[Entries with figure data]
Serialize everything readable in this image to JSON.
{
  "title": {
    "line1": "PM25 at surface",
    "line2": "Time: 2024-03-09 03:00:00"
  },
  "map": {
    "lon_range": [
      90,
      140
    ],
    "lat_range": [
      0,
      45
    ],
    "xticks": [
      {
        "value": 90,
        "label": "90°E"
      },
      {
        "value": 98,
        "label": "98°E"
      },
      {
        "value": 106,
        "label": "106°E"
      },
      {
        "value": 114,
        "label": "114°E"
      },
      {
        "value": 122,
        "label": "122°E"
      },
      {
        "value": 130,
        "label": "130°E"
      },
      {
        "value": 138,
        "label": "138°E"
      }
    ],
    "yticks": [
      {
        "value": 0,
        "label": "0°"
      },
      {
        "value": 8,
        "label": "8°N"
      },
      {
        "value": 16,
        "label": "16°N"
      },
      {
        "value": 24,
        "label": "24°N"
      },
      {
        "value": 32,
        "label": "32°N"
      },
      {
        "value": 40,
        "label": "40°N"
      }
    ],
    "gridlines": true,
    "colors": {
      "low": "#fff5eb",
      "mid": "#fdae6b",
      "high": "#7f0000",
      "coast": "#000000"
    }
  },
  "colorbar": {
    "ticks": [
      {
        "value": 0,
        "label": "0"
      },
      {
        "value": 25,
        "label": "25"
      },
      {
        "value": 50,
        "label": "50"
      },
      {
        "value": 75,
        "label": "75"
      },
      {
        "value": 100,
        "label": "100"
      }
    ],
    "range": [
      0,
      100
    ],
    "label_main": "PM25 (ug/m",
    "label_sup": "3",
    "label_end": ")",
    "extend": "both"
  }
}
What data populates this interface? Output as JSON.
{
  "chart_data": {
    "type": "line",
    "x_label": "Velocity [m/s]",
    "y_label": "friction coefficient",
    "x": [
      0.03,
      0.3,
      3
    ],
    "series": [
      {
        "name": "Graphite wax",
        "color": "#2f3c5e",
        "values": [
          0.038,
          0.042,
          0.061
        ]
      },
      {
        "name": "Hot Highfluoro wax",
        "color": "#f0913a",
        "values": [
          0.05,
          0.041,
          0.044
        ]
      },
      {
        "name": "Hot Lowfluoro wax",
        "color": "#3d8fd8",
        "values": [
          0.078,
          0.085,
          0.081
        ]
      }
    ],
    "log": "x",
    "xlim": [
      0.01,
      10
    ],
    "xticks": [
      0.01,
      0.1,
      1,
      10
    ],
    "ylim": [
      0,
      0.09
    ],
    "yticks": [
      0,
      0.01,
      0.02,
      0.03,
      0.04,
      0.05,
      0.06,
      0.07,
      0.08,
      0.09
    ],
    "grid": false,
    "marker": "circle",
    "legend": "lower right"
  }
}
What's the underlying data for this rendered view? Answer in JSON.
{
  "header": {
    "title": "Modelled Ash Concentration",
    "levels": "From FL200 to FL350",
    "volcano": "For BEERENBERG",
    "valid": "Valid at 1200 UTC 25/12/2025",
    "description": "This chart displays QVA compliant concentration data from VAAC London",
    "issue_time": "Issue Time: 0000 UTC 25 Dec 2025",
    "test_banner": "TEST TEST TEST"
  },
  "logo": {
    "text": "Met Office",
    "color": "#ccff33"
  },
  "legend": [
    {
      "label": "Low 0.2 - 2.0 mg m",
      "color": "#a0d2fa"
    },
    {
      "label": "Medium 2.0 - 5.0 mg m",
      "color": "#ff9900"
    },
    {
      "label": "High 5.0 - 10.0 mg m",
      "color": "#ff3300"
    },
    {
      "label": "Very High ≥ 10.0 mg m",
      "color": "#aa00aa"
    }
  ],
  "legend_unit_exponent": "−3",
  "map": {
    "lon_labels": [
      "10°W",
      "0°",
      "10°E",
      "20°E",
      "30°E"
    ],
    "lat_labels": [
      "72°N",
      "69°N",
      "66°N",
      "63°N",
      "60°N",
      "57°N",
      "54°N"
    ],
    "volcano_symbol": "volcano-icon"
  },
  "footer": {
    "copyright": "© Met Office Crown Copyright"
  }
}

Requirement:
Go through the records above and set each one down exactly, please.

The solution:
Serialize everything readable in this image to JSON.
{
  "title": {
    "line1": "PM25 at surface",
    "line2": "Time: 2024-03-09 03:00:00"
  },
  "map": {
    "lon_range": [
      90,
      140
    ],
    "lat_range": [
      0,
      45
    ],
    "xticks": [
      {
        "value": 90,
        "label": "90°E"
      },
      {
        "value": 98,
        "label": "98°E"
      },
      {
        "value": 106,
        "label": "106°E"
      },
      {
        "value": 114,
        "label": "114°E"
      },
      {
        "value": 122,
        "label": "122°E"
      },
      {
        "value": 130,
        "label": "130°E"
      },
      {
        "value": 138,
        "label": "138°E"
      }
    ],
    "yticks": [
      {
        "value": 0,
        "label": "0°"
      },
      {
        "value": 8,
        "label": "8°N"
      },
      {
        "value": 16,
        "label": "16°N"
      },
      {
        "value": 24,
        "label": "24°N"
      },
      {
        "value": 32,
        "label": "32°N"
      },
      {
        "value": 40,
        "label": "40°N"
      }
    ],
    "gridlines": true,
    "colors": {
      "low": "#fff5eb",
      "mid": "#fdae6b",
      "high": "#7f0000",
      "coast": "#000000"
    }
  },
  "colorbar": {
    "ticks": [
      {
        "value": 0,
        "label": "0"
      },
      {
        "value": 25,
        "label": "25"
      },
      {
        "value": 50,
        "label": "50"
      },
      {
        "value": 75,
        "label": "75"
      },
      {
        "value": 100,
        "label": "100"
      }
    ],
    "range": [
      0,
      100
    ],
    "label_main": "PM25 (ug/m",
    "label_sup": "3",
    "label_end": ")",
    "extend": "both"
  }
}
What data populates this interface? Output as JSON.
{
  "chart_data": {
    "type": "line",
    "x_label": "Velocity [m/s]",
    "y_label": "friction coefficient",
    "x": [
      0.03,
      0.3,
      3
    ],
    "series": [
      {
        "name": "Graphite wax",
        "color": "#2f3c5e",
        "values": [
          0.038,
          0.042,
          0.061
        ]
      },
      {
        "name": "Hot Highfluoro wax",
        "color": "#f0913a",
        "values": [
          0.05,
          0.041,
          0.044
        ]
      },
      {
        "name": "Hot Lowfluoro wax",
        "color": "#3d8fd8",
        "values": [
          0.078,
          0.085,
          0.081
        ]
      }
    ],
    "log": "x",
    "xlim": [
      0.01,
      10
    ],
    "xticks": [
      0.01,
      0.1,
      1,
      10
    ],
    "ylim": [
      0,
      0.09
    ],
    "yticks": [
      0,
      0.01,
      0.02,
      0.03,
      0.04,
      0.05,
      0.06,
      0.07,
      0.08,
      0.09
    ],
    "grid": false,
    "marker": "circle",
    "legend": "lower right"
  }
}
What's the underlying data for this rendered view? Answer in JSON.
{
  "header": {
    "title": "Modelled Ash Concentration",
    "levels": "From FL200 to FL350",
    "volcano": "For BEERENBERG",
    "valid": "Valid at 1200 UTC 25/12/2025",
    "description": "This chart displays QVA compliant concentration data from VAAC London",
    "issue_time": "Issue Time: 0000 UTC 25 Dec 2025",
    "test_banner": "TEST TEST TEST"
  },
  "logo": {
    "text": "Met Office",
    "color": "#ccff33"
  },
  "legend": [
    {
      "label": "Low 0.2 - 2.0 mg m",
      "color": "#a0d2fa"
    },
    {
      "label": "Medium 2.0 - 5.0 mg m",
      "color": "#ff9900"
    },
    {
      "label": "High 5.0 - 10.0 mg m",
      "color": "#ff3300"
    },
    {
      "label": "Very High ≥ 10.0 mg m",
      "color": "#aa00aa"
    }
  ],
  "legend_unit_exponent": "−3",
  "map": {
    "lon_labels": [
      "10°W",
      "0°",
      "10°E",
      "20°E",
      "30°E"
    ],
    "lat_labels": [
      "72°N",
      "69°N",
      "66°N",
      "63°N",
      "60°N",
      "57°N",
      "54°N"
    ],
    "volcano_symbol": "volcano-icon"
  },
  "footer": {
    "copyright": "© Met Office Crown Copyright"
  }
}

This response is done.